(Records excerpted from a collection)
════════

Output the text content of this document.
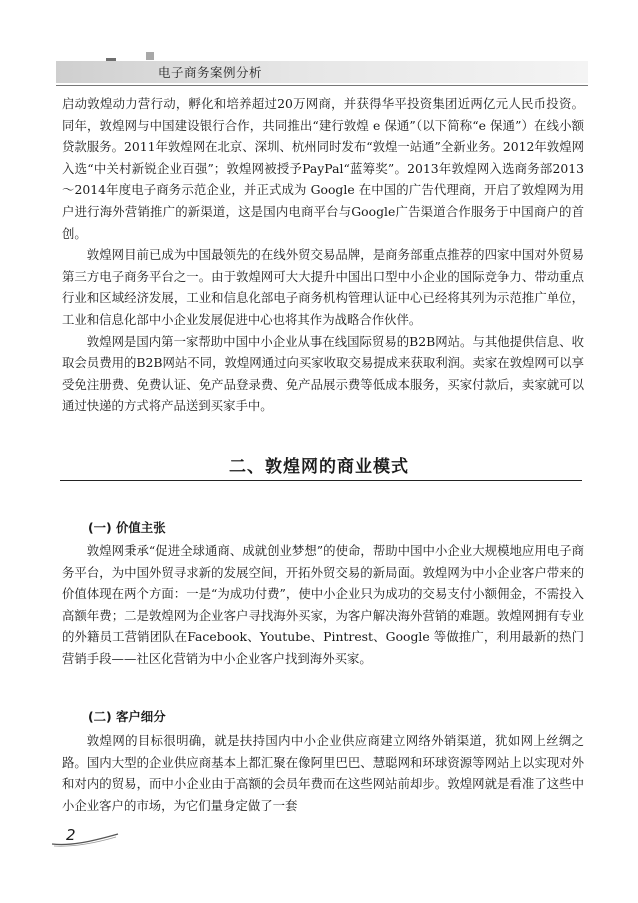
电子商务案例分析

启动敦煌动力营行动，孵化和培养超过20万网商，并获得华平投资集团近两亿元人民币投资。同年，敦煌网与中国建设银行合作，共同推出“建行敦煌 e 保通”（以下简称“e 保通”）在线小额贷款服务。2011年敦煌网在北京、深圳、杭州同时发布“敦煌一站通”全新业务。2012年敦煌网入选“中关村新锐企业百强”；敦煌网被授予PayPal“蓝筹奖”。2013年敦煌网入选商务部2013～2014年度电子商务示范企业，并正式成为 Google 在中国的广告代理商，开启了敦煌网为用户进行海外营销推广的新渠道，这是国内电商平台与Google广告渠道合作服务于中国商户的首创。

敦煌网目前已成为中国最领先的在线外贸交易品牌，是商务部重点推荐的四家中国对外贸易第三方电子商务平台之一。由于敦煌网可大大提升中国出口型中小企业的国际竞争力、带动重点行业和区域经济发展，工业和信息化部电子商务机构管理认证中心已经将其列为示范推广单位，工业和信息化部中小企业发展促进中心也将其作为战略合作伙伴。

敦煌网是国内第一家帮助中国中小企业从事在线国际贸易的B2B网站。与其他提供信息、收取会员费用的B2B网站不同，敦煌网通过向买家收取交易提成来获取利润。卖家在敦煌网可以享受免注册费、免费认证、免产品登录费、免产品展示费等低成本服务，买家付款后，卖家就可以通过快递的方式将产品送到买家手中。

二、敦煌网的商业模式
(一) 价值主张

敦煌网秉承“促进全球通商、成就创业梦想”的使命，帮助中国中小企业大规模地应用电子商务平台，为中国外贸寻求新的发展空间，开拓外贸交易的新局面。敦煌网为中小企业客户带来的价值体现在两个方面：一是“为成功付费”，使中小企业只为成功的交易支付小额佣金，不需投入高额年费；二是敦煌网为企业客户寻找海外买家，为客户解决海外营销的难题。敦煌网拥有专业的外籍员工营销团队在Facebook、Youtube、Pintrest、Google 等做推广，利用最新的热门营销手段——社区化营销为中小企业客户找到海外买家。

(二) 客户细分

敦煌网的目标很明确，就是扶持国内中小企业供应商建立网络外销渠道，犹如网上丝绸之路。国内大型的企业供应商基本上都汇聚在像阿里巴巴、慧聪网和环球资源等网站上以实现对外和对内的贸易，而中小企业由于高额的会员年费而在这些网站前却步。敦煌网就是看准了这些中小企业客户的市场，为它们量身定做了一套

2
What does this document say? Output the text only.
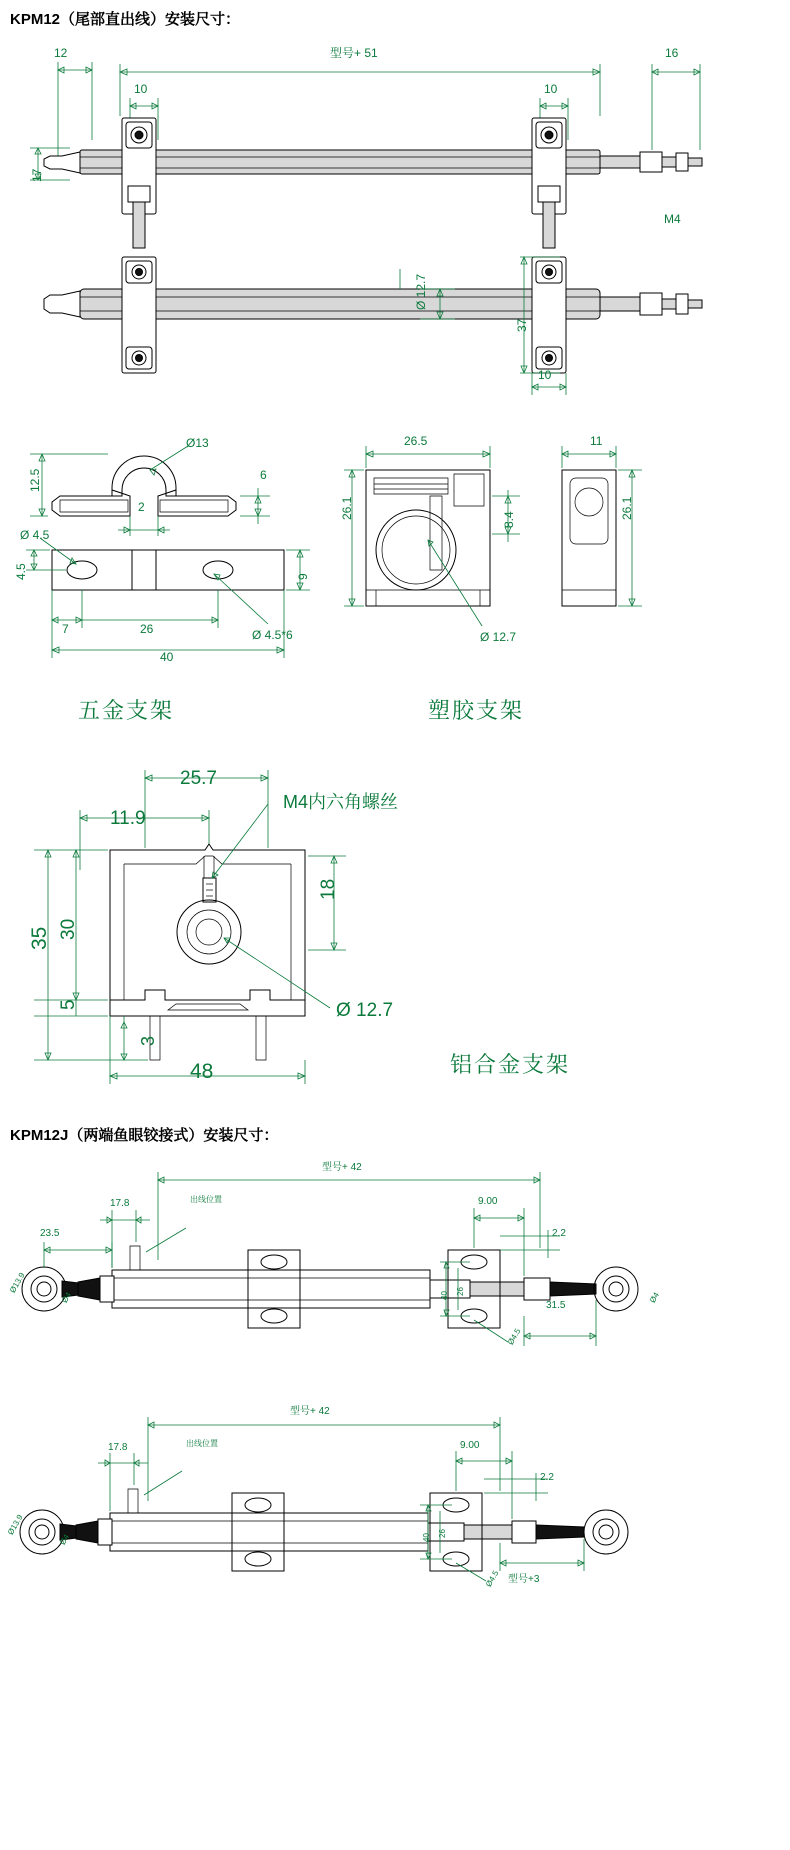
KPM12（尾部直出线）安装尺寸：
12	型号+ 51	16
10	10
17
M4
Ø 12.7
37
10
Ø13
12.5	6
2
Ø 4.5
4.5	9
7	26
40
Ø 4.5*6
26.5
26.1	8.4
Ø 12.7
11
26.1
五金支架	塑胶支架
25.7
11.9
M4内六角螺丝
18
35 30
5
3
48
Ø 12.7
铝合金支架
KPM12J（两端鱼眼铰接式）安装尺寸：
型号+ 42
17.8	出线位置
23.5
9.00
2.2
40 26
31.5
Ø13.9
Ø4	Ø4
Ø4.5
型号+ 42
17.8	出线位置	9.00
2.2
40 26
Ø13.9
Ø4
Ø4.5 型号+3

════════

WHAT THE EXERCISE ASKS:
Copy out every line in the listing where the word "Output" appears.

RESULT OF THIS EXERCISE:
Output the text content of this document.
What does this document say? Output the text only.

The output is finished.